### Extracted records
--------------------

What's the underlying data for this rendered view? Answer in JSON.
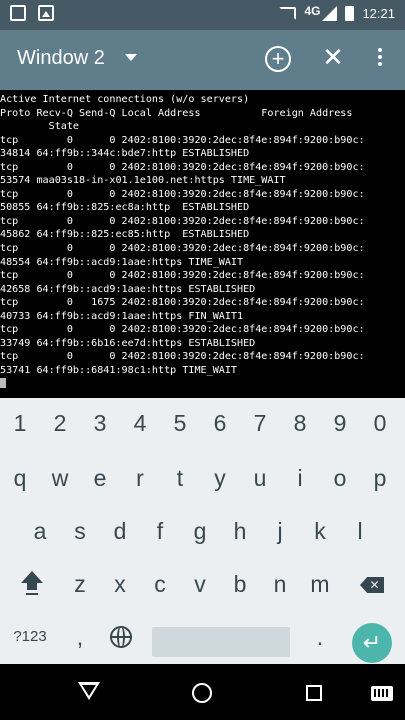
{
  "status_bar": {
    "network": "4G",
    "time": "12:21"
  },
  "app_bar": {
    "title": "Window 2"
  },
  "terminal": {
    "lines": [
      "Active Internet connections (w/o servers)",
      "Proto Recv-Q Send-Q Local Address          Foreign Address",
      "        State",
      "tcp        0      0 2402:8100:3920:2dec:8f4e:894f:9200:b90c:",
      "34814 64:ff9b::344c:bde7:http ESTABLISHED",
      "tcp        0      0 2402:8100:3920:2dec:8f4e:894f:9200:b90c:",
      "53574 maa03s18-in-x01.1e100.net:https TIME_WAIT",
      "tcp        0      0 2402:8100:3920:2dec:8f4e:894f:9200:b90c:",
      "50855 64:ff9b::825:ec8a:http  ESTABLISHED",
      "tcp        0      0 2402:8100:3920:2dec:8f4e:894f:9200:b90c:",
      "45862 64:ff9b::825:ec85:http  ESTABLISHED",
      "tcp        0      0 2402:8100:3920:2dec:8f4e:894f:9200:b90c:",
      "48554 64:ff9b::acd9:1aae:https TIME_WAIT",
      "tcp        0      0 2402:8100:3920:2dec:8f4e:894f:9200:b90c:",
      "42658 64:ff9b::acd9:1aae:https ESTABLISHED",
      "tcp        0   1675 2402:8100:3920:2dec:8f4e:894f:9200:b90c:",
      "40733 64:ff9b::acd9:1aae:https FIN_WAIT1",
      "tcp        0      0 2402:8100:3920:2dec:8f4e:894f:9200:b90c:",
      "33749 64:ff9b::6b16:ee7d:https ESTABLISHED",
      "tcp        0      0 2402:8100:3920:2dec:8f4e:894f:9200:b90c:",
      "53741 64:ff9b::6841:98c1:http TIME_WAIT"
    ]
  },
  "keyboard": {
    "numbers": [
      "1",
      "2",
      "3",
      "4",
      "5",
      "6",
      "7",
      "8",
      "9",
      "0"
    ],
    "row1": [
      "q",
      "w",
      "e",
      "r",
      "t",
      "y",
      "u",
      "i",
      "o",
      "p"
    ],
    "row2": [
      "a",
      "s",
      "d",
      "f",
      "g",
      "h",
      "j",
      "k",
      "l"
    ],
    "row3": [
      "z",
      "x",
      "c",
      "v",
      "b",
      "n",
      "m"
    ],
    "symbols_label": "?123",
    "comma": ",",
    "period": ".",
    "accent_color": "#4db6ac"
  },
  "icons": {
    "status": [
      "notification-icon",
      "gallery-icon",
      "cast-icon",
      "signal-icon",
      "battery-icon"
    ],
    "app_bar": [
      "dropdown-icon",
      "add-icon",
      "close-icon",
      "more-icon"
    ],
    "keyboard": [
      "shift-icon",
      "backspace-icon",
      "globe-icon",
      "enter-icon"
    ],
    "nav": [
      "back-icon",
      "home-icon",
      "recents-icon",
      "keyboard-switch-icon"
    ]
  }
}
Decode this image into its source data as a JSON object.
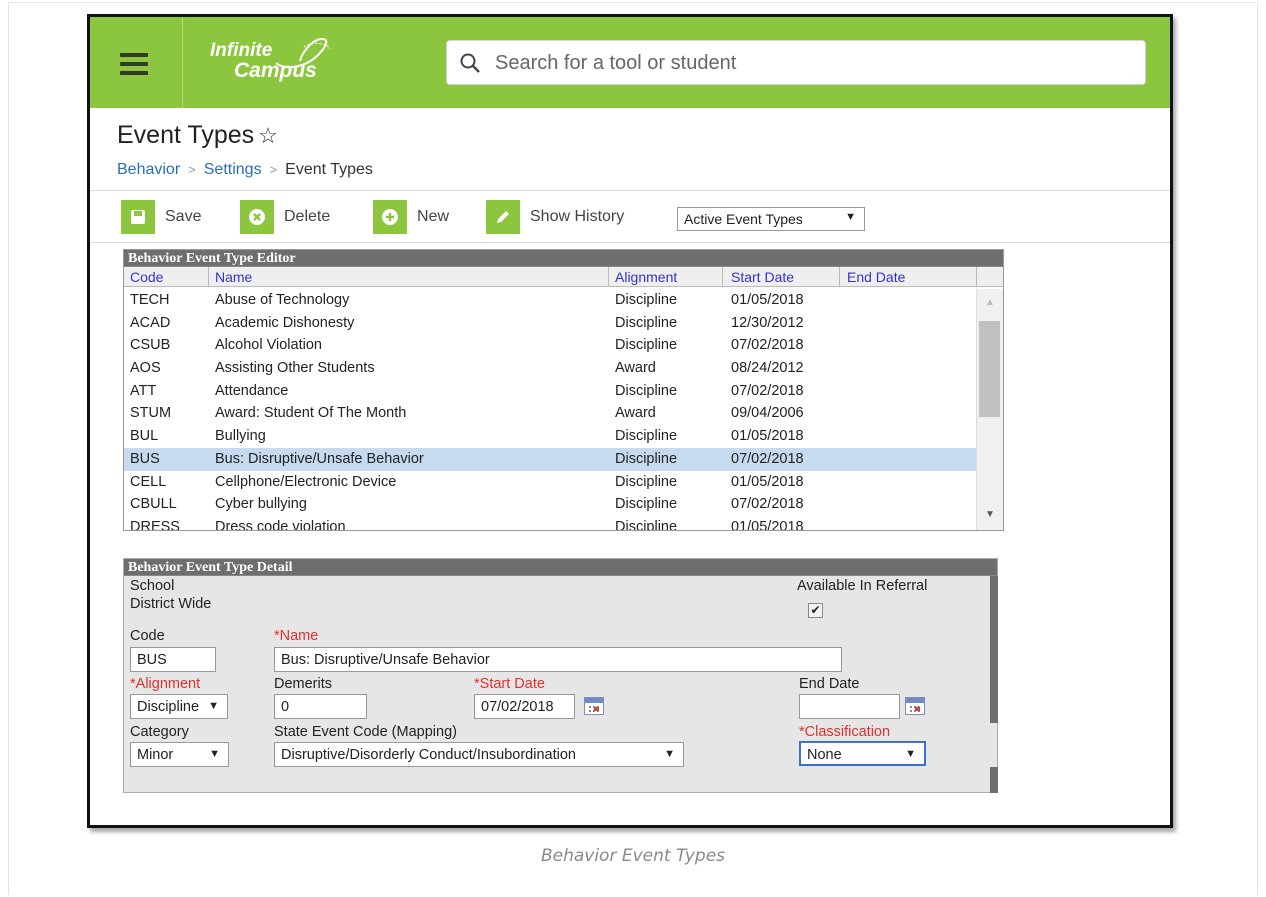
{
  "header": {
    "logo_line1": "Infinite",
    "logo_line2": "Campus",
    "search_placeholder": "Search for a tool or student"
  },
  "page": {
    "title": "Event Types",
    "breadcrumb": [
      "Behavior",
      "Settings",
      "Event Types"
    ]
  },
  "toolbar": {
    "save": "Save",
    "delete": "Delete",
    "new": "New",
    "history": "Show History",
    "filter_value": "Active Event Types"
  },
  "editor": {
    "title": "Behavior Event Type Editor",
    "columns": {
      "code": "Code",
      "name": "Name",
      "alignment": "Alignment",
      "start": "Start Date",
      "end": "End Date"
    },
    "rows": [
      {
        "code": "TECH",
        "name": "Abuse of Technology",
        "alignment": "Discipline",
        "start": "01/05/2018",
        "end": ""
      },
      {
        "code": "ACAD",
        "name": "Academic Dishonesty",
        "alignment": "Discipline",
        "start": "12/30/2012",
        "end": ""
      },
      {
        "code": "CSUB",
        "name": "Alcohol Violation",
        "alignment": "Discipline",
        "start": "07/02/2018",
        "end": ""
      },
      {
        "code": "AOS",
        "name": "Assisting Other Students",
        "alignment": "Award",
        "start": "08/24/2012",
        "end": ""
      },
      {
        "code": "ATT",
        "name": "Attendance",
        "alignment": "Discipline",
        "start": "07/02/2018",
        "end": ""
      },
      {
        "code": "STUM",
        "name": "Award: Student Of The Month",
        "alignment": "Award",
        "start": "09/04/2006",
        "end": ""
      },
      {
        "code": "BUL",
        "name": "Bullying",
        "alignment": "Discipline",
        "start": "01/05/2018",
        "end": ""
      },
      {
        "code": "BUS",
        "name": "Bus: Disruptive/Unsafe Behavior",
        "alignment": "Discipline",
        "start": "07/02/2018",
        "end": "",
        "selected": true
      },
      {
        "code": "CELL",
        "name": "Cellphone/Electronic Device",
        "alignment": "Discipline",
        "start": "01/05/2018",
        "end": ""
      },
      {
        "code": "CBULL",
        "name": "Cyber bullying",
        "alignment": "Discipline",
        "start": "07/02/2018",
        "end": ""
      },
      {
        "code": "DRESS",
        "name": "Dress code violation",
        "alignment": "Discipline",
        "start": "01/05/2018",
        "end": ""
      }
    ]
  },
  "detail": {
    "title": "Behavior Event Type Detail",
    "school_label": "School",
    "school_value": "District Wide",
    "referral_label": "Available In Referral",
    "referral_checked": true,
    "code_label": "Code",
    "code_value": "BUS",
    "name_label": "*Name",
    "name_value": "Bus: Disruptive/Unsafe Behavior",
    "alignment_label": "*Alignment",
    "alignment_value": "Discipline",
    "demerits_label": "Demerits",
    "demerits_value": "0",
    "start_label": "*Start Date",
    "start_value": "07/02/2018",
    "end_label": "End Date",
    "end_value": "",
    "category_label": "Category",
    "category_value": "Minor",
    "state_label": "State Event Code (Mapping)",
    "state_value": "Disruptive/Disorderly Conduct/Insubordination",
    "class_label": "*Classification",
    "class_value": "None"
  },
  "caption": "Behavior Event Types",
  "colors": {
    "brand_green": "#8cc63f",
    "link_blue": "#2a6ebb",
    "selected_row": "#c6dbf0",
    "required_red": "#e03030"
  }
}
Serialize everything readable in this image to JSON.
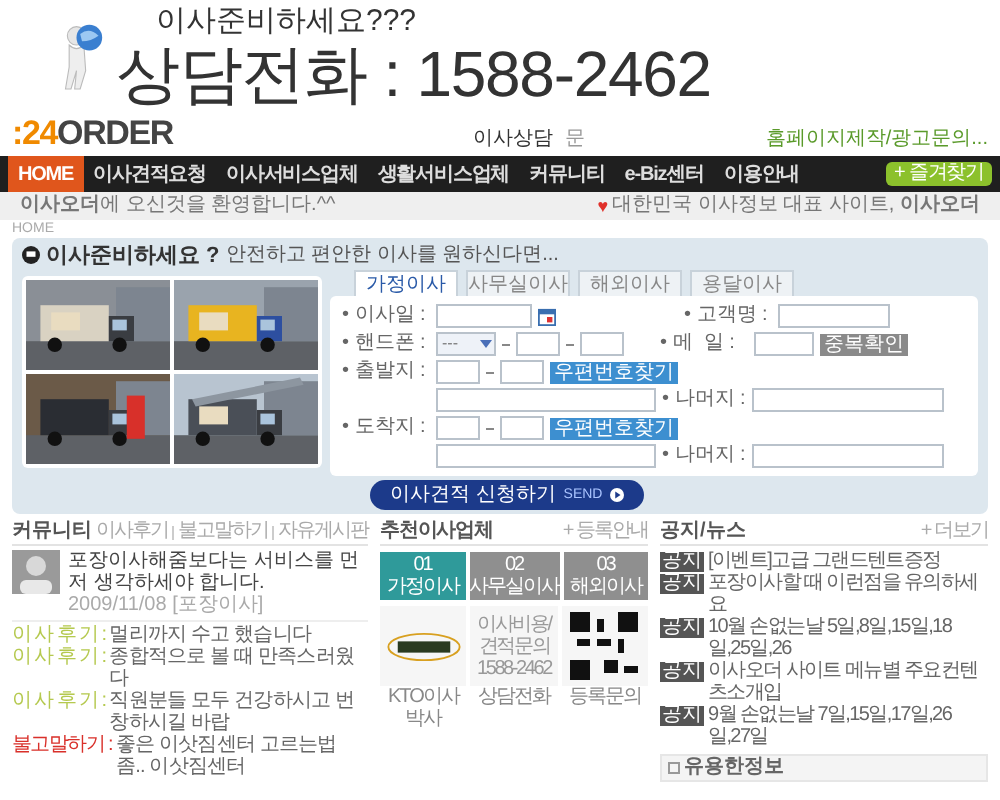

--------------------

### Job
Look through the entries above and list every line containing "image".

### Solution to this problem
Decode this image into its source data as a JSON object.
Serialize everything readable in this image to JSON.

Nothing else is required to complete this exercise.